** START TASK DATA **

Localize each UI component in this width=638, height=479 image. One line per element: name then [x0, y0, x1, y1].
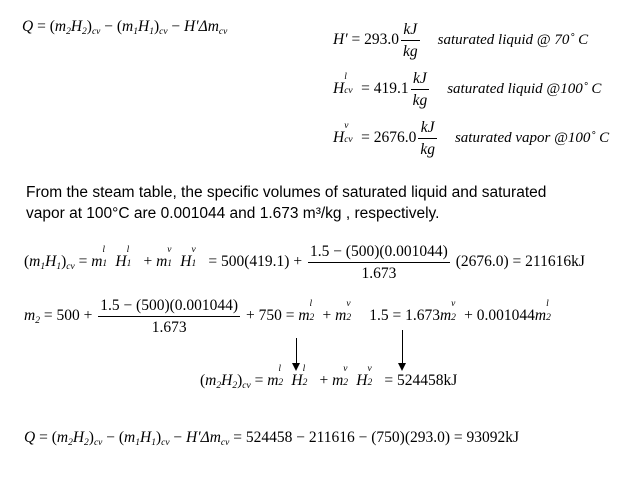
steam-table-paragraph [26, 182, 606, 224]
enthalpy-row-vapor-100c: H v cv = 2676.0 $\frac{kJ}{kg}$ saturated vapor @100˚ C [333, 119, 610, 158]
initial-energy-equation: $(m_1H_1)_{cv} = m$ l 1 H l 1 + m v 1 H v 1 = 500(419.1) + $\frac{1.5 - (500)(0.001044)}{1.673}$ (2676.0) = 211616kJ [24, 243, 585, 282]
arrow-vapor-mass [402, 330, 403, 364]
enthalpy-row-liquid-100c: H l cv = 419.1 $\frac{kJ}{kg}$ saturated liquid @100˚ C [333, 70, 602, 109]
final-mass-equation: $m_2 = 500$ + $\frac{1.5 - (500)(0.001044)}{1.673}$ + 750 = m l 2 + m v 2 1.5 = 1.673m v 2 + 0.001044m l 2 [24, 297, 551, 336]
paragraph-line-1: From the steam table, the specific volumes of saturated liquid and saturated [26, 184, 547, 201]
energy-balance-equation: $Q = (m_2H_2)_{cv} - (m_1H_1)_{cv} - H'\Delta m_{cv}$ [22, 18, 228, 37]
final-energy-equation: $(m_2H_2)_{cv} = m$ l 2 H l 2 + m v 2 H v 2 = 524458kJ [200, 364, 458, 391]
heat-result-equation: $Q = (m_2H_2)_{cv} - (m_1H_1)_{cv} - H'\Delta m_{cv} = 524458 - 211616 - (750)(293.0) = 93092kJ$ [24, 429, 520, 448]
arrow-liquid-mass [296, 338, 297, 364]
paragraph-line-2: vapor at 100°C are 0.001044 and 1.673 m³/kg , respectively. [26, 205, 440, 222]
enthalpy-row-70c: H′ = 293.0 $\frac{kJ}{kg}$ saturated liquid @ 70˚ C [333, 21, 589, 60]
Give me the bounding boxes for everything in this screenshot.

** END TASK DATA **
** START TASK DATA **

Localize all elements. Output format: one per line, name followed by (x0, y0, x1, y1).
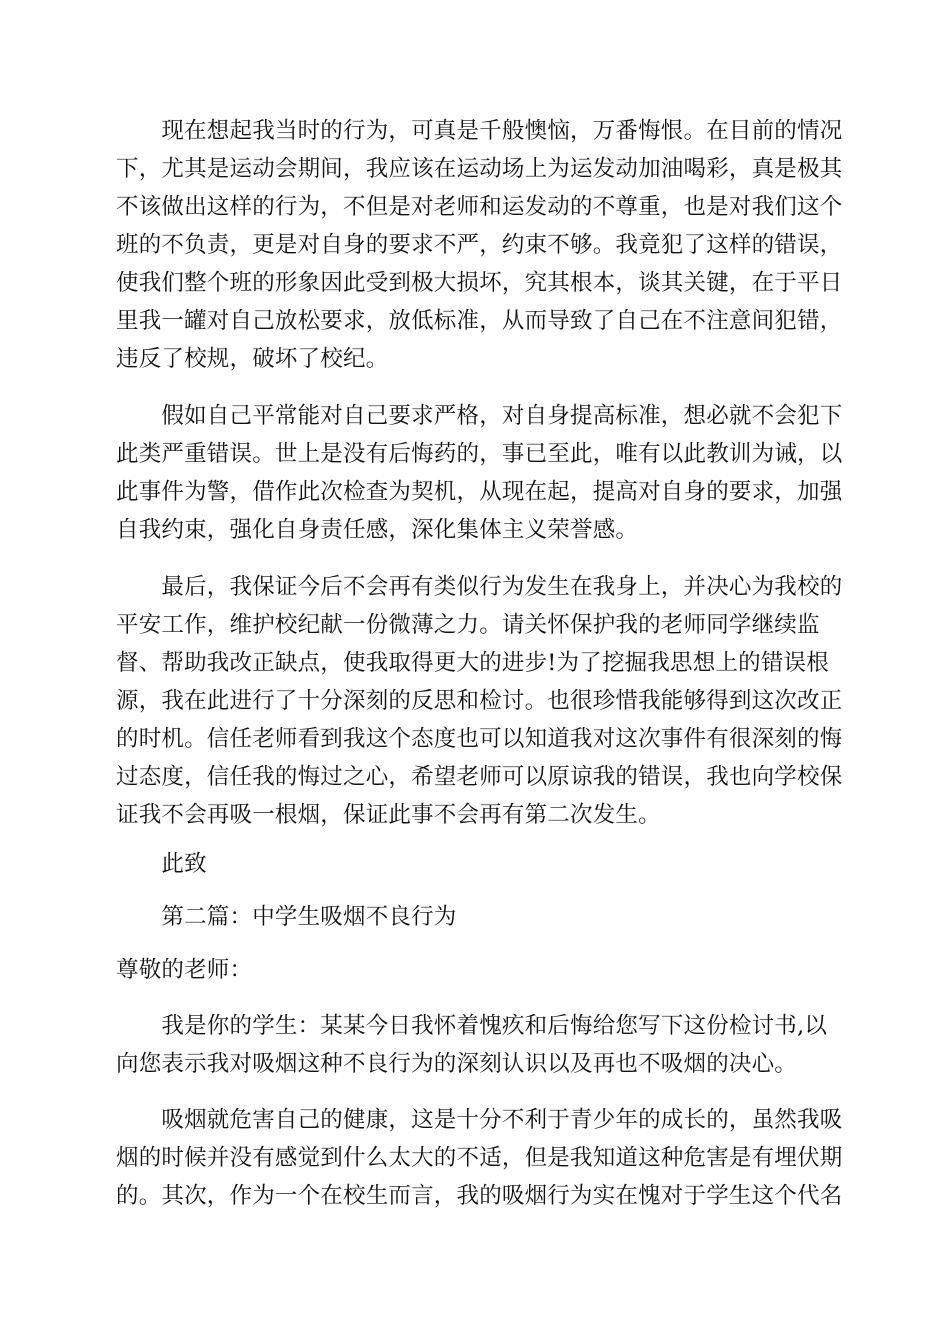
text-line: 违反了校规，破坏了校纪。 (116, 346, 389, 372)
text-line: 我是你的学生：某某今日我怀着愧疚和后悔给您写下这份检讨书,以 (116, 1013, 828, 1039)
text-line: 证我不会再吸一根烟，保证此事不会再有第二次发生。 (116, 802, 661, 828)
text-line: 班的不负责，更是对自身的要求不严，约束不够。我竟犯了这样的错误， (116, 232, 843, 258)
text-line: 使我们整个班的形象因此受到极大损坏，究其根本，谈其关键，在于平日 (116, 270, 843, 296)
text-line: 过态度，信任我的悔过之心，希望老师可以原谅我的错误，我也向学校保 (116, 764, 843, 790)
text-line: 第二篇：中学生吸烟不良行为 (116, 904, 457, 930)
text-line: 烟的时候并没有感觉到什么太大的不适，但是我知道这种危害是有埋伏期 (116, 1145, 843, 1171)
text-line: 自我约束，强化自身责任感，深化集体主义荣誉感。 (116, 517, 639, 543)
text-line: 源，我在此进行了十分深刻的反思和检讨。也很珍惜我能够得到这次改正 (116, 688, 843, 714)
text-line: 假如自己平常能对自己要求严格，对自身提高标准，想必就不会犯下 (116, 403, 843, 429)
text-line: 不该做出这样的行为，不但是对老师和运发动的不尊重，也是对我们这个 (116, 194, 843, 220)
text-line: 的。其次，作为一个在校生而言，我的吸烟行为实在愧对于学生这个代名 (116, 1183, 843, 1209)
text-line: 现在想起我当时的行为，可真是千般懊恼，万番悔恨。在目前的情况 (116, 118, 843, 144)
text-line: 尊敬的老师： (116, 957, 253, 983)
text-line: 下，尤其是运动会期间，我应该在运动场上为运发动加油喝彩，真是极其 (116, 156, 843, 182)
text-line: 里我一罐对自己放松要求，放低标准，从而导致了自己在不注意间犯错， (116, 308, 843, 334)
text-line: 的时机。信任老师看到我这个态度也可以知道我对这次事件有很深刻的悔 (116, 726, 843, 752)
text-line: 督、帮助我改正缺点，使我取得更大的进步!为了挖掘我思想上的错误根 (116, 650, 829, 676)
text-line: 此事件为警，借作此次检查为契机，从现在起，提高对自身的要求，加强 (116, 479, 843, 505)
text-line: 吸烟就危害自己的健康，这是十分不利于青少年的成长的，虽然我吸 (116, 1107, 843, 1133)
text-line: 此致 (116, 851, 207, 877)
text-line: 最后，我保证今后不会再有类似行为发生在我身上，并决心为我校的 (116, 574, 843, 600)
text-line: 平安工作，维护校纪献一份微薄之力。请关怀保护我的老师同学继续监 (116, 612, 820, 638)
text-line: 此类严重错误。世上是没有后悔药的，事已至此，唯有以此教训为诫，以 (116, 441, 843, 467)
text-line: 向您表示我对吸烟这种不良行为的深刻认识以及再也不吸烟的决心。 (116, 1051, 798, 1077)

** END TASK DATA **

- TASK INSTRUCTIONS:
Repeat the lines of the records beginning with the one that contains "steam-table-paragraph [26, 182, 606, 224]" and ending after the one that contains "enthalpy-row-vapor-100c: H v", including both.

- OUTPUT:
steam-table-paragraph [26, 182, 606, 224]
enthalpy-row-vapor-100c: H v cv = 2676.0 $\frac{kJ}{kg}$ saturated vapor @100˚ C [333, 119, 610, 158]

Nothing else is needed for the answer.